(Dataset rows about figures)
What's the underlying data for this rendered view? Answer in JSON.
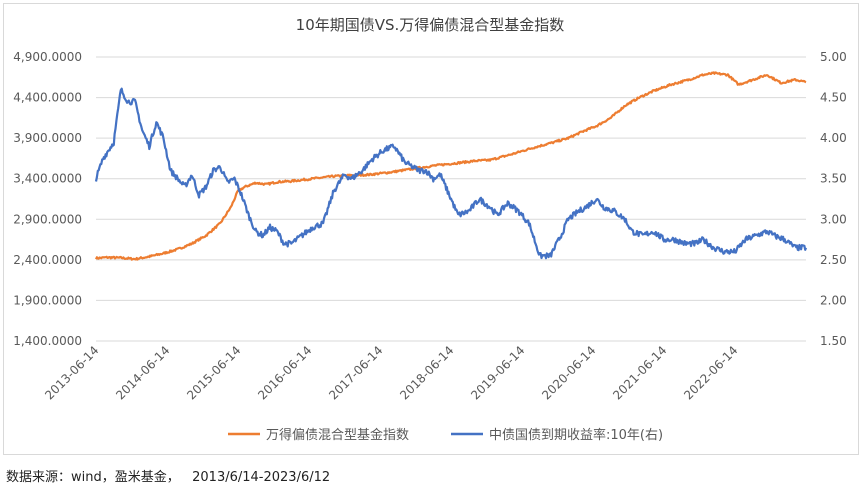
{
  "source_note": "数据来源：wind，盈米基金，   2013/6/14-2023/6/12",
  "colors": {
    "index_series": "#ed7d31",
    "yield_series": "#4472c4",
    "grid": "#d9d9d9",
    "text": "#595959"
  },
  "chart_data": {
    "type": "line",
    "title": "10年期国债VS.万得偏债混合型基金指数",
    "xlabel": "",
    "ylabel": "",
    "x_ticks": [
      "2013-06-14",
      "2014-06-14",
      "2015-06-14",
      "2016-06-14",
      "2017-06-14",
      "2018-06-14",
      "2019-06-14",
      "2020-06-14",
      "2021-06-14",
      "2022-06-14"
    ],
    "x_range": [
      2013.45,
      2023.45
    ],
    "y_left": {
      "ylim": [
        1400,
        4900
      ],
      "ticks": [
        "1,400.0000",
        "1,900.0000",
        "2,400.0000",
        "2,900.0000",
        "3,400.0000",
        "3,900.0000",
        "4,400.0000",
        "4,900.0000"
      ],
      "tick_values": [
        1400,
        1900,
        2400,
        2900,
        3400,
        3900,
        4400,
        4900
      ]
    },
    "y_right": {
      "ylim": [
        1.5,
        5.0
      ],
      "ticks": [
        "1.50",
        "2.00",
        "2.50",
        "3.00",
        "3.50",
        "4.00",
        "4.50",
        "5.00"
      ],
      "tick_values": [
        1.5,
        2.0,
        2.5,
        3.0,
        3.5,
        4.0,
        4.5,
        5.0
      ]
    },
    "grid": true,
    "legend": "bottom",
    "series": [
      {
        "name": "万得偏债混合型基金指数",
        "axis": "left",
        "x": [
          2013.45,
          2013.6,
          2013.8,
          2014.0,
          2014.2,
          2014.4,
          2014.6,
          2014.8,
          2015.0,
          2015.2,
          2015.35,
          2015.45,
          2015.55,
          2015.7,
          2015.85,
          2016.0,
          2016.2,
          2016.5,
          2016.8,
          2017.0,
          2017.3,
          2017.6,
          2017.9,
          2018.2,
          2018.5,
          2018.8,
          2019.0,
          2019.3,
          2019.6,
          2019.9,
          2020.1,
          2020.3,
          2020.5,
          2020.7,
          2020.9,
          2021.1,
          2021.3,
          2021.55,
          2021.8,
          2022.0,
          2022.15,
          2022.35,
          2022.5,
          2022.7,
          2022.9,
          2023.1,
          2023.3,
          2023.45
        ],
        "values": [
          2420,
          2430,
          2425,
          2410,
          2440,
          2480,
          2530,
          2600,
          2700,
          2850,
          3050,
          3250,
          3300,
          3350,
          3330,
          3360,
          3370,
          3400,
          3430,
          3440,
          3450,
          3480,
          3520,
          3560,
          3590,
          3620,
          3630,
          3700,
          3780,
          3850,
          3900,
          3980,
          4050,
          4150,
          4300,
          4400,
          4480,
          4560,
          4620,
          4680,
          4700,
          4680,
          4560,
          4620,
          4680,
          4580,
          4620,
          4590
        ]
      },
      {
        "name": "中债国债到期收益率:10年(右)",
        "axis": "right",
        "x": [
          2013.45,
          2013.55,
          2013.7,
          2013.8,
          2013.9,
          2014.0,
          2014.1,
          2014.2,
          2014.3,
          2014.4,
          2014.5,
          2014.6,
          2014.7,
          2014.8,
          2014.9,
          2015.0,
          2015.1,
          2015.2,
          2015.3,
          2015.4,
          2015.5,
          2015.6,
          2015.7,
          2015.8,
          2015.9,
          2016.0,
          2016.1,
          2016.2,
          2016.35,
          2016.5,
          2016.65,
          2016.8,
          2016.95,
          2017.05,
          2017.2,
          2017.35,
          2017.5,
          2017.65,
          2017.8,
          2017.9,
          2018.0,
          2018.1,
          2018.2,
          2018.3,
          2018.45,
          2018.55,
          2018.7,
          2018.85,
          2019.0,
          2019.1,
          2019.25,
          2019.4,
          2019.55,
          2019.7,
          2019.85,
          2020.0,
          2020.1,
          2020.25,
          2020.35,
          2020.5,
          2020.6,
          2020.75,
          2020.9,
          2021.0,
          2021.15,
          2021.3,
          2021.45,
          2021.6,
          2021.75,
          2021.9,
          2022.0,
          2022.15,
          2022.3,
          2022.45,
          2022.6,
          2022.75,
          2022.9,
          2023.0,
          2023.15,
          2023.3,
          2023.45
        ],
        "values": [
          3.5,
          3.75,
          3.95,
          4.6,
          4.45,
          4.45,
          4.1,
          3.9,
          4.2,
          4.0,
          3.6,
          3.5,
          3.4,
          3.55,
          3.3,
          3.4,
          3.6,
          3.65,
          3.45,
          3.5,
          3.3,
          3.05,
          2.85,
          2.8,
          2.9,
          2.85,
          2.7,
          2.7,
          2.8,
          2.9,
          2.95,
          3.35,
          3.55,
          3.5,
          3.6,
          3.75,
          3.85,
          3.9,
          3.7,
          3.65,
          3.6,
          3.6,
          3.5,
          3.55,
          3.25,
          3.05,
          3.1,
          3.25,
          3.15,
          3.05,
          3.2,
          3.1,
          2.95,
          2.55,
          2.55,
          2.8,
          3.0,
          3.1,
          3.15,
          3.25,
          3.15,
          3.1,
          3.0,
          2.85,
          2.8,
          2.85,
          2.75,
          2.75,
          2.7,
          2.7,
          2.75,
          2.65,
          2.6,
          2.6,
          2.75,
          2.8,
          2.85,
          2.8,
          2.75,
          2.65,
          2.65
        ]
      }
    ]
  }
}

*Your task*. Every entry must be reproduced exactly, with the images left out.

*Task answer*.
What's the underlying data for this rendered view? Answer in JSON.
{
  "source_note": "数据来源：wind，盈米基金，   2013/6/14-2023/6/12",
  "colors": {
    "index_series": "#ed7d31",
    "yield_series": "#4472c4",
    "grid": "#d9d9d9",
    "text": "#595959"
  },
  "chart_data": {
    "type": "line",
    "title": "10年期国债VS.万得偏债混合型基金指数",
    "xlabel": "",
    "ylabel": "",
    "x_ticks": [
      "2013-06-14",
      "2014-06-14",
      "2015-06-14",
      "2016-06-14",
      "2017-06-14",
      "2018-06-14",
      "2019-06-14",
      "2020-06-14",
      "2021-06-14",
      "2022-06-14"
    ],
    "x_range": [
      2013.45,
      2023.45
    ],
    "y_left": {
      "ylim": [
        1400,
        4900
      ],
      "ticks": [
        "1,400.0000",
        "1,900.0000",
        "2,400.0000",
        "2,900.0000",
        "3,400.0000",
        "3,900.0000",
        "4,400.0000",
        "4,900.0000"
      ],
      "tick_values": [
        1400,
        1900,
        2400,
        2900,
        3400,
        3900,
        4400,
        4900
      ]
    },
    "y_right": {
      "ylim": [
        1.5,
        5.0
      ],
      "ticks": [
        "1.50",
        "2.00",
        "2.50",
        "3.00",
        "3.50",
        "4.00",
        "4.50",
        "5.00"
      ],
      "tick_values": [
        1.5,
        2.0,
        2.5,
        3.0,
        3.5,
        4.0,
        4.5,
        5.0
      ]
    },
    "grid": true,
    "legend": "bottom",
    "series": [
      {
        "name": "万得偏债混合型基金指数",
        "axis": "left",
        "x": [
          2013.45,
          2013.6,
          2013.8,
          2014.0,
          2014.2,
          2014.4,
          2014.6,
          2014.8,
          2015.0,
          2015.2,
          2015.35,
          2015.45,
          2015.55,
          2015.7,
          2015.85,
          2016.0,
          2016.2,
          2016.5,
          2016.8,
          2017.0,
          2017.3,
          2017.6,
          2017.9,
          2018.2,
          2018.5,
          2018.8,
          2019.0,
          2019.3,
          2019.6,
          2019.9,
          2020.1,
          2020.3,
          2020.5,
          2020.7,
          2020.9,
          2021.1,
          2021.3,
          2021.55,
          2021.8,
          2022.0,
          2022.15,
          2022.35,
          2022.5,
          2022.7,
          2022.9,
          2023.1,
          2023.3,
          2023.45
        ],
        "values": [
          2420,
          2430,
          2425,
          2410,
          2440,
          2480,
          2530,
          2600,
          2700,
          2850,
          3050,
          3250,
          3300,
          3350,
          3330,
          3360,
          3370,
          3400,
          3430,
          3440,
          3450,
          3480,
          3520,
          3560,
          3590,
          3620,
          3630,
          3700,
          3780,
          3850,
          3900,
          3980,
          4050,
          4150,
          4300,
          4400,
          4480,
          4560,
          4620,
          4680,
          4700,
          4680,
          4560,
          4620,
          4680,
          4580,
          4620,
          4590
        ]
      },
      {
        "name": "中债国债到期收益率:10年(右)",
        "axis": "right",
        "x": [
          2013.45,
          2013.55,
          2013.7,
          2013.8,
          2013.9,
          2014.0,
          2014.1,
          2014.2,
          2014.3,
          2014.4,
          2014.5,
          2014.6,
          2014.7,
          2014.8,
          2014.9,
          2015.0,
          2015.1,
          2015.2,
          2015.3,
          2015.4,
          2015.5,
          2015.6,
          2015.7,
          2015.8,
          2015.9,
          2016.0,
          2016.1,
          2016.2,
          2016.35,
          2016.5,
          2016.65,
          2016.8,
          2016.95,
          2017.05,
          2017.2,
          2017.35,
          2017.5,
          2017.65,
          2017.8,
          2017.9,
          2018.0,
          2018.1,
          2018.2,
          2018.3,
          2018.45,
          2018.55,
          2018.7,
          2018.85,
          2019.0,
          2019.1,
          2019.25,
          2019.4,
          2019.55,
          2019.7,
          2019.85,
          2020.0,
          2020.1,
          2020.25,
          2020.35,
          2020.5,
          2020.6,
          2020.75,
          2020.9,
          2021.0,
          2021.15,
          2021.3,
          2021.45,
          2021.6,
          2021.75,
          2021.9,
          2022.0,
          2022.15,
          2022.3,
          2022.45,
          2022.6,
          2022.75,
          2022.9,
          2023.0,
          2023.15,
          2023.3,
          2023.45
        ],
        "values": [
          3.5,
          3.75,
          3.95,
          4.6,
          4.45,
          4.45,
          4.1,
          3.9,
          4.2,
          4.0,
          3.6,
          3.5,
          3.4,
          3.55,
          3.3,
          3.4,
          3.6,
          3.65,
          3.45,
          3.5,
          3.3,
          3.05,
          2.85,
          2.8,
          2.9,
          2.85,
          2.7,
          2.7,
          2.8,
          2.9,
          2.95,
          3.35,
          3.55,
          3.5,
          3.6,
          3.75,
          3.85,
          3.9,
          3.7,
          3.65,
          3.6,
          3.6,
          3.5,
          3.55,
          3.25,
          3.05,
          3.1,
          3.25,
          3.15,
          3.05,
          3.2,
          3.1,
          2.95,
          2.55,
          2.55,
          2.8,
          3.0,
          3.1,
          3.15,
          3.25,
          3.15,
          3.1,
          3.0,
          2.85,
          2.8,
          2.85,
          2.75,
          2.75,
          2.7,
          2.7,
          2.75,
          2.65,
          2.6,
          2.6,
          2.75,
          2.8,
          2.85,
          2.8,
          2.75,
          2.65,
          2.65
        ]
      }
    ]
  }
}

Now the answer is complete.